▶ **Requirement**
From the line containing "Give me a plain-text" to the very last line, repeat everything exactly and add nothing else. Skip the pictures.

[Collected data]
----------------------------------------

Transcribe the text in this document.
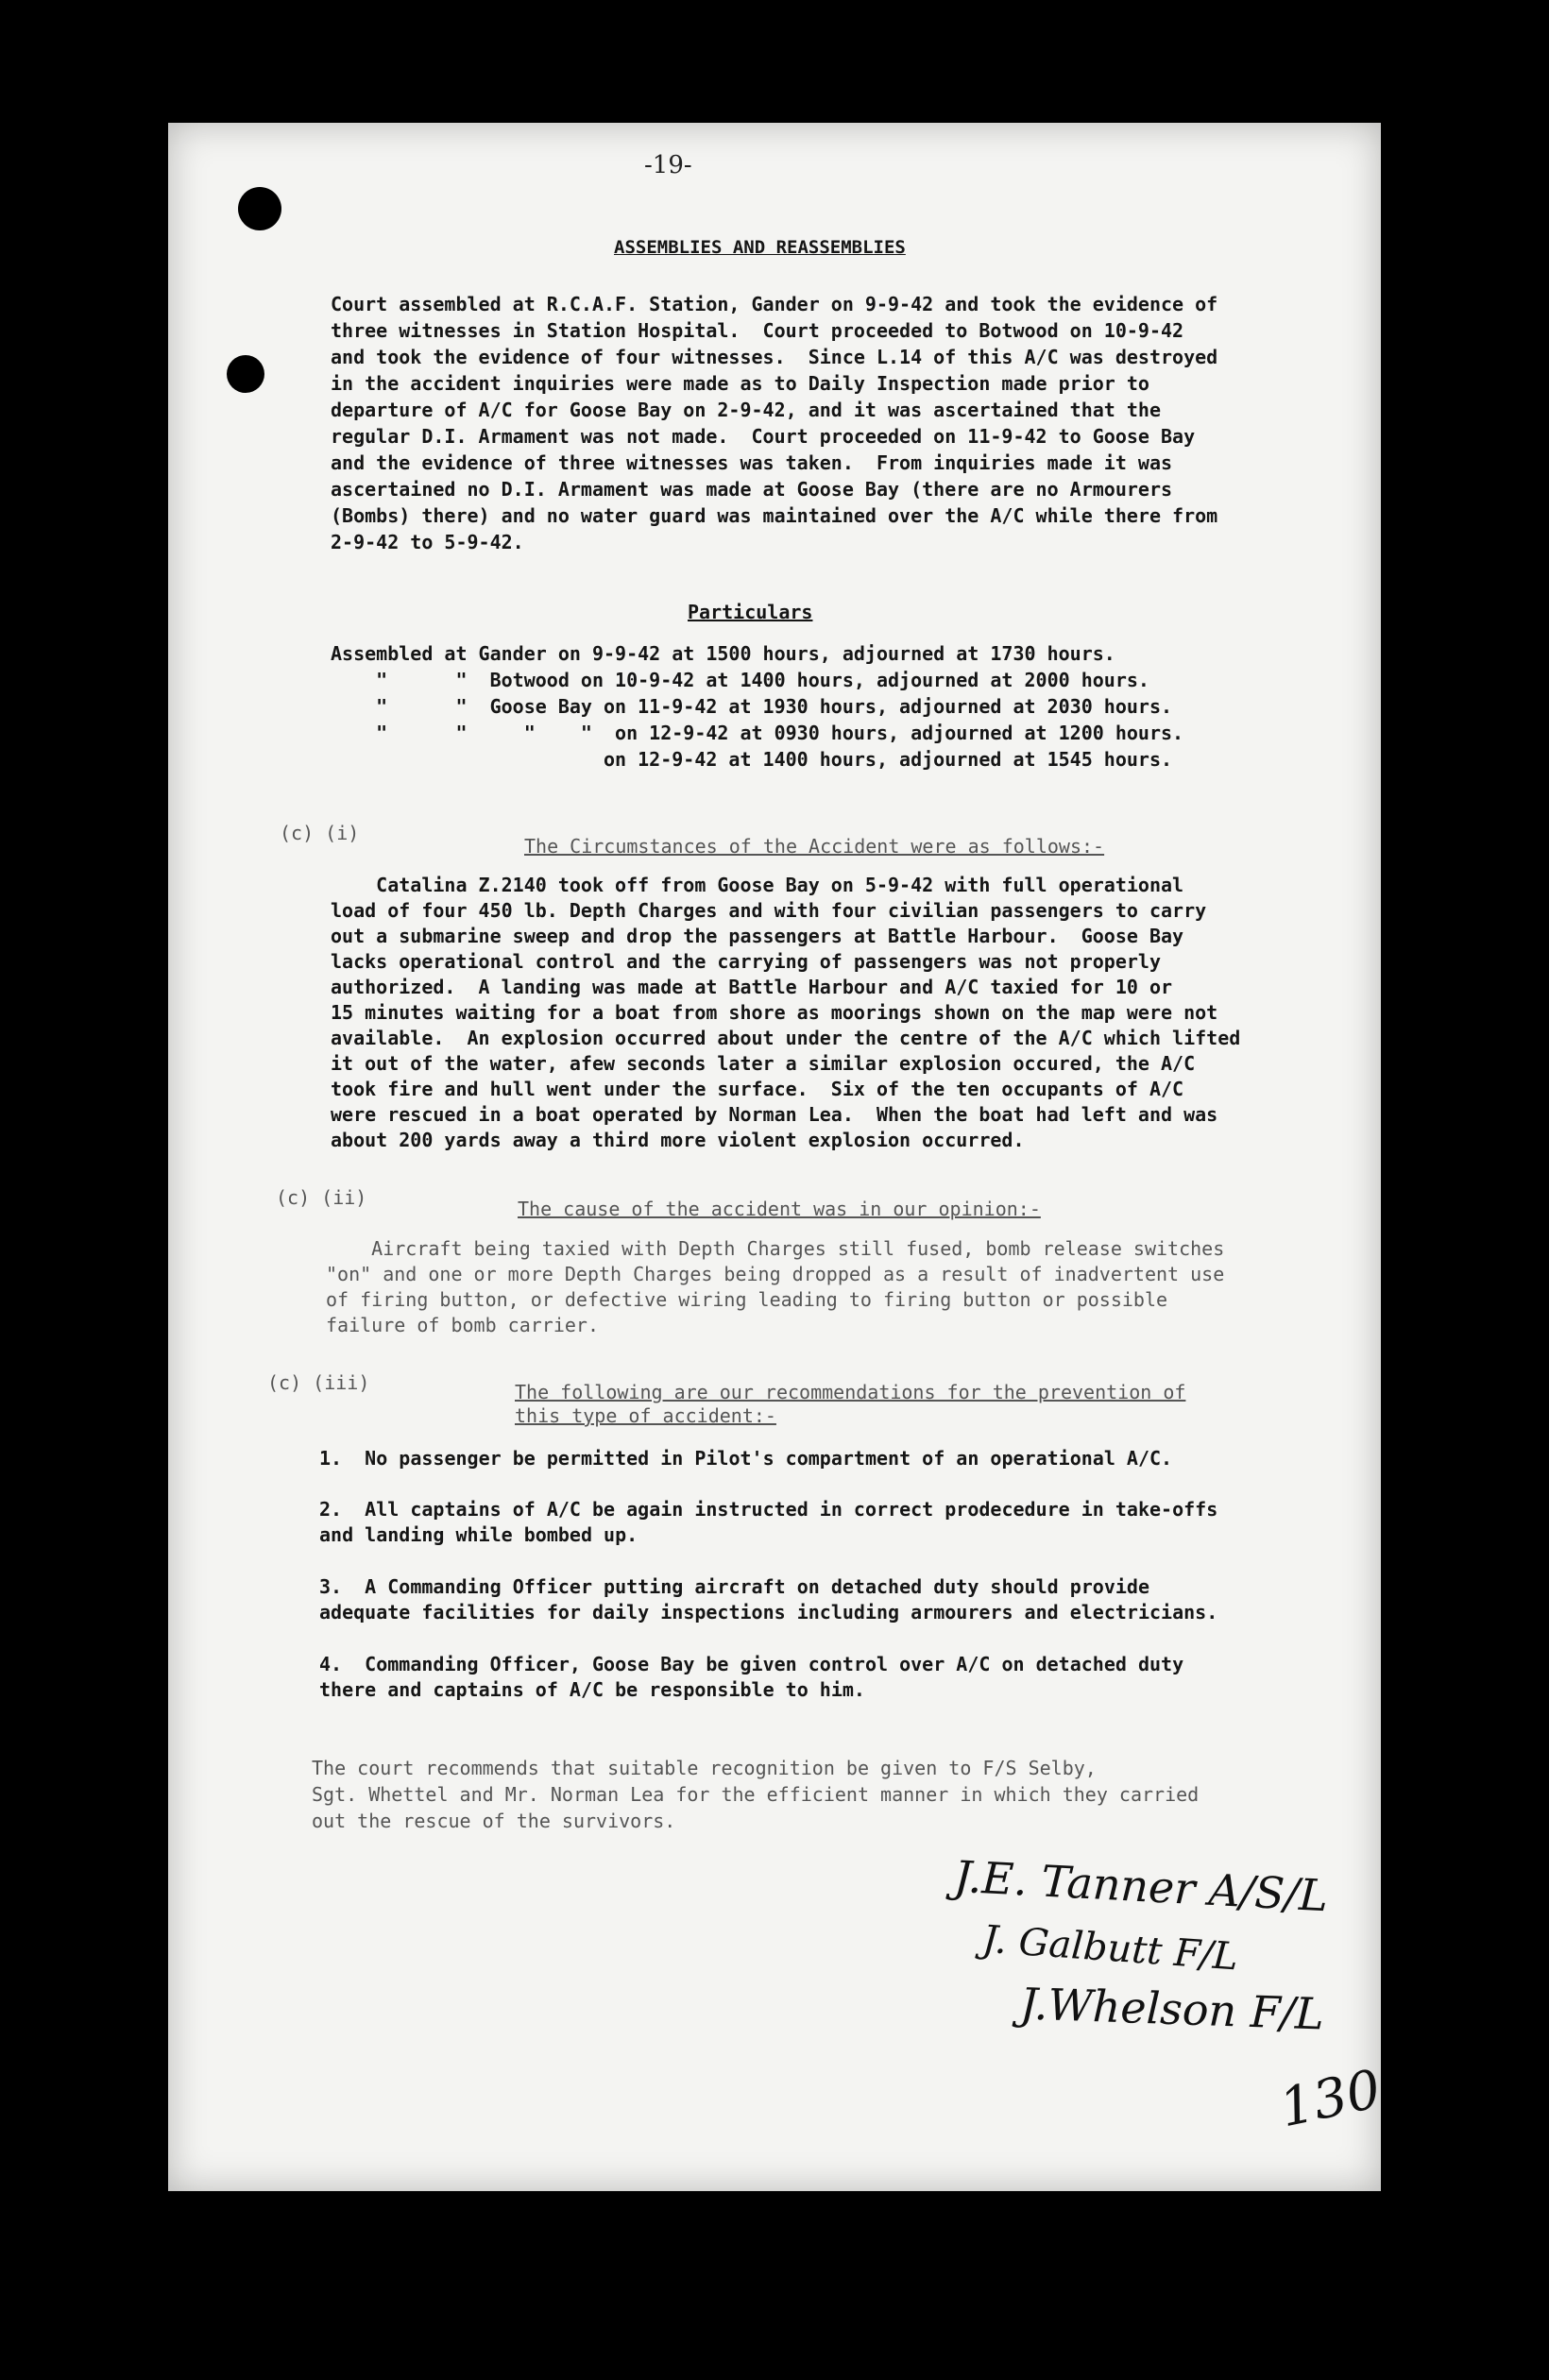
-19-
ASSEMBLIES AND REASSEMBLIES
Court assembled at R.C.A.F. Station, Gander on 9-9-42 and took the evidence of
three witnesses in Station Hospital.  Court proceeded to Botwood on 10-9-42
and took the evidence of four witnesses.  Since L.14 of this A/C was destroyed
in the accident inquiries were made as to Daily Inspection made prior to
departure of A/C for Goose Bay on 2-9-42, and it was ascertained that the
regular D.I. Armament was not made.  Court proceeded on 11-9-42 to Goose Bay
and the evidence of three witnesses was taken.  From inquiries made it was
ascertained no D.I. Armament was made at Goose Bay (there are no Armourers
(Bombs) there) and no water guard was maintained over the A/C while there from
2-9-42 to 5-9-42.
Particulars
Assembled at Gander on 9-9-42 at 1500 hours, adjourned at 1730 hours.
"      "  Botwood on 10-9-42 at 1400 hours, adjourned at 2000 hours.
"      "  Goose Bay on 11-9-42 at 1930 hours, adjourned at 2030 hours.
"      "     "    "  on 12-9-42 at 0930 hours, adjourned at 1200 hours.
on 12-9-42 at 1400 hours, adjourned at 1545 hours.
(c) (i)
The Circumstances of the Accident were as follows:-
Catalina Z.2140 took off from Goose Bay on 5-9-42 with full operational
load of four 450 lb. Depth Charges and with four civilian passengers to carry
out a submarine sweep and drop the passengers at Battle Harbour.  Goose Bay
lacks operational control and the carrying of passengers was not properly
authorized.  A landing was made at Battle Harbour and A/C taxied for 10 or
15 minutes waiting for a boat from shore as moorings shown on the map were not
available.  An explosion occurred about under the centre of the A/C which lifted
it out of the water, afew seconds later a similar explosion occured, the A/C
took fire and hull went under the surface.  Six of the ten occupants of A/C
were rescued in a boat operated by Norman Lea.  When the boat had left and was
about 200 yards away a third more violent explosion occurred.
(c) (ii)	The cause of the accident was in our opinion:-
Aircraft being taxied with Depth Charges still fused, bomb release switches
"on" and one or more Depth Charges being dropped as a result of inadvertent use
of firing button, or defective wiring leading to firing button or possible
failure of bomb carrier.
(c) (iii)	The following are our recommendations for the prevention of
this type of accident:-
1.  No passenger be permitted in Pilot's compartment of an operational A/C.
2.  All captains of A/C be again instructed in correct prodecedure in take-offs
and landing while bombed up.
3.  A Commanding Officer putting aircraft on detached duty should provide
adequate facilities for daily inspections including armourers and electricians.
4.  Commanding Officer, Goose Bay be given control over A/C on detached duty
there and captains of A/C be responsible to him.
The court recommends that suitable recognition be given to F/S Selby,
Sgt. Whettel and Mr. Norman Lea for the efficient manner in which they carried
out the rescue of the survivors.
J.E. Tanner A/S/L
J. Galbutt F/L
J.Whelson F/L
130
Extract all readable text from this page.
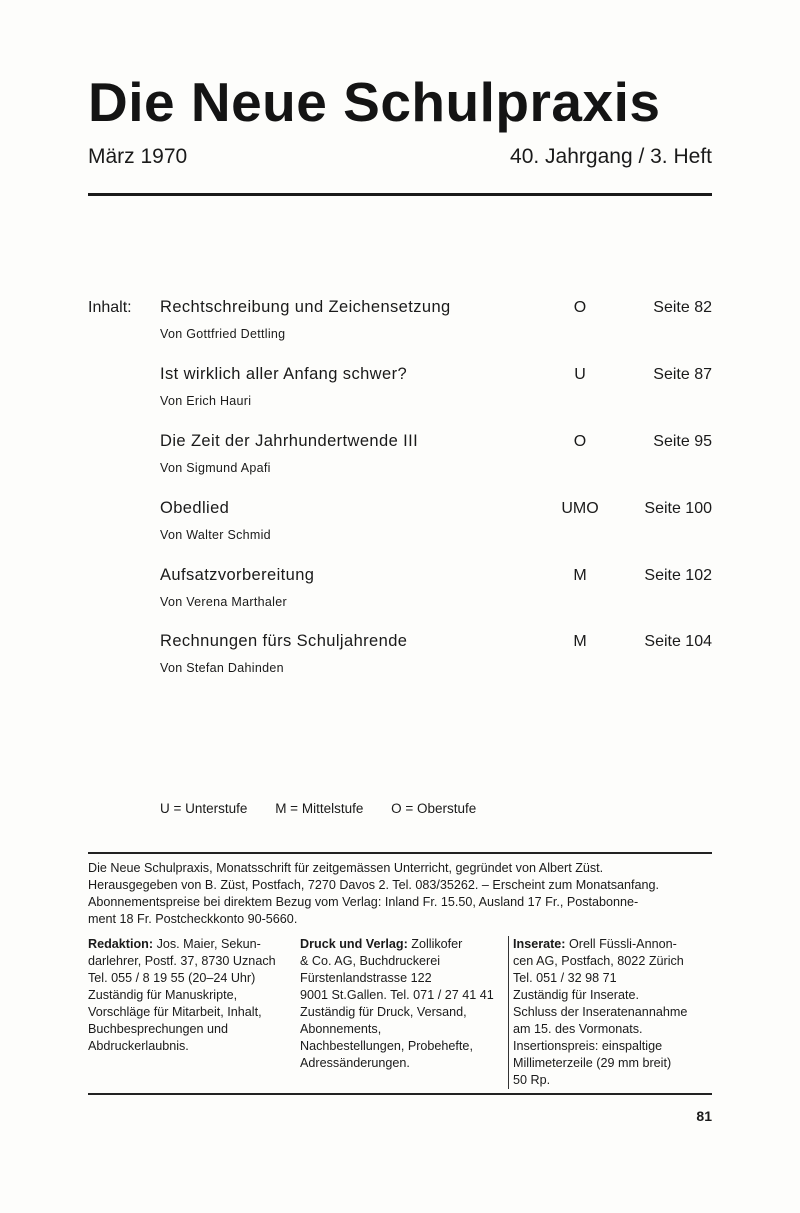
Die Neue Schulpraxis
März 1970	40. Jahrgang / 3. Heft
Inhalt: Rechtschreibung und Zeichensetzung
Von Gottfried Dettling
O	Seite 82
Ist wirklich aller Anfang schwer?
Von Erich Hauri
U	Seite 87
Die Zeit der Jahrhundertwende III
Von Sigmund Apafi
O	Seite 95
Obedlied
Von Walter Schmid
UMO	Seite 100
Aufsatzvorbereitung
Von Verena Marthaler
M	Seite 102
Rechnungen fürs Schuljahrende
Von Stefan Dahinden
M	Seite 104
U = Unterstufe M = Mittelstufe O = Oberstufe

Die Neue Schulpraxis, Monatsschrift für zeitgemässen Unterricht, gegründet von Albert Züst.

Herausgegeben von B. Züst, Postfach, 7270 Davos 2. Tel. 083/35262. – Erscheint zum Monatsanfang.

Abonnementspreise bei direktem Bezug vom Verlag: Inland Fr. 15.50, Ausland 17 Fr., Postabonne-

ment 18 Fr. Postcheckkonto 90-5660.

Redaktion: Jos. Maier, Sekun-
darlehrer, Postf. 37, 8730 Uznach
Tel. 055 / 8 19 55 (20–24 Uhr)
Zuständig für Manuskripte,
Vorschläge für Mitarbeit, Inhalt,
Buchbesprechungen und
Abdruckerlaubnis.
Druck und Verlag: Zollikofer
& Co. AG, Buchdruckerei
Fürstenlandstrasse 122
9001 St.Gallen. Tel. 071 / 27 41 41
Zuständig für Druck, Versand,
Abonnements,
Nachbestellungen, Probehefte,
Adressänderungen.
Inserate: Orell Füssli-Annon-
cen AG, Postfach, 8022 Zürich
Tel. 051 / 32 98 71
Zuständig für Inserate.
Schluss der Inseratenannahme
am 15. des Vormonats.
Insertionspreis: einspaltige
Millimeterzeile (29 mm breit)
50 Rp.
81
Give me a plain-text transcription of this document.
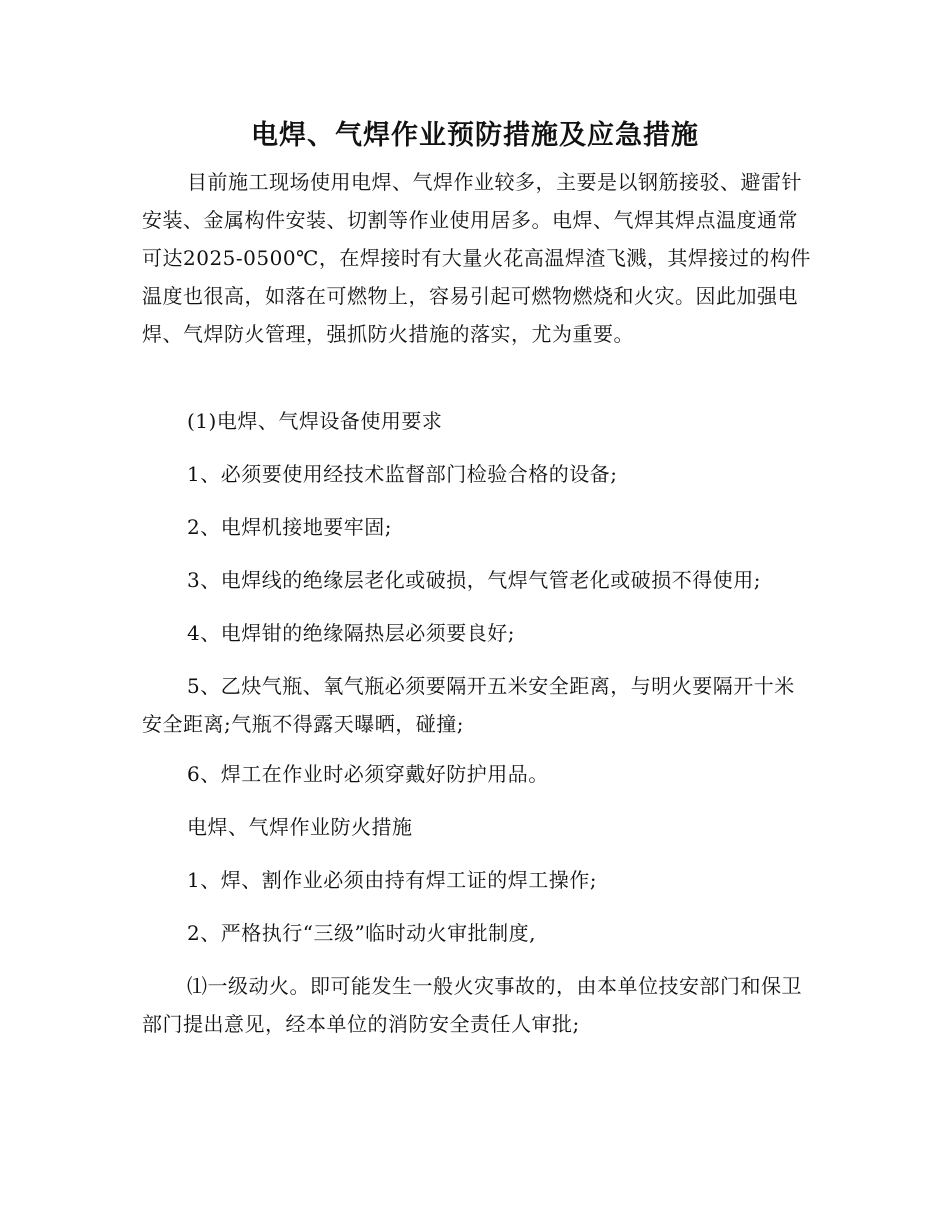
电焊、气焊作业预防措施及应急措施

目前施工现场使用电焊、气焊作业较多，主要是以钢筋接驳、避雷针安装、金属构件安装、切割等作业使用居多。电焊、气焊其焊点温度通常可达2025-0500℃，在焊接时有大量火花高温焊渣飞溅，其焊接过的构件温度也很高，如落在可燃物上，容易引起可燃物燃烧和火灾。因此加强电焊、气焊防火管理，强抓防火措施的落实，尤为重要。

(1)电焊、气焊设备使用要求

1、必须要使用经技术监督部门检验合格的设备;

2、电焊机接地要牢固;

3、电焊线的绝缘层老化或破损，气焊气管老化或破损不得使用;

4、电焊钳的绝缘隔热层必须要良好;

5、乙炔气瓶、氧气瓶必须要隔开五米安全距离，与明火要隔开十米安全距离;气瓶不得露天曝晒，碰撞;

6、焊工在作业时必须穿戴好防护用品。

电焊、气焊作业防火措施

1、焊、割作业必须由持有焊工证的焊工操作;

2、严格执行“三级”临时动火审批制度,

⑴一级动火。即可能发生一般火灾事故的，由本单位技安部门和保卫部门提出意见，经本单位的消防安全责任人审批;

----------------------------------------

▶ **The completed task**
Give me a plain-text transcription of this document.
电焊、气焊作业预防措施及应急措施

目前施工现场使用电焊、气焊作业较多，主要是以钢筋接驳、避雷针安装、金属构件安装、切割等作业使用居多。电焊、气焊其焊点温度通常可达2025-0500℃，在焊接时有大量火花高温焊渣飞溅，其焊接过的构件温度也很高，如落在可燃物上，容易引起可燃物燃烧和火灾。因此加强电焊、气焊防火管理，强抓防火措施的落实，尤为重要。

(1)电焊、气焊设备使用要求

1、必须要使用经技术监督部门检验合格的设备;

2、电焊机接地要牢固;

3、电焊线的绝缘层老化或破损，气焊气管老化或破损不得使用;

4、电焊钳的绝缘隔热层必须要良好;

5、乙炔气瓶、氧气瓶必须要隔开五米安全距离，与明火要隔开十米安全距离;气瓶不得露天曝晒，碰撞;

6、焊工在作业时必须穿戴好防护用品。

电焊、气焊作业防火措施

1、焊、割作业必须由持有焊工证的焊工操作;

2、严格执行“三级”临时动火审批制度,

⑴一级动火。即可能发生一般火灾事故的，由本单位技安部门和保卫部门提出意见，经本单位的消防安全责任人审批;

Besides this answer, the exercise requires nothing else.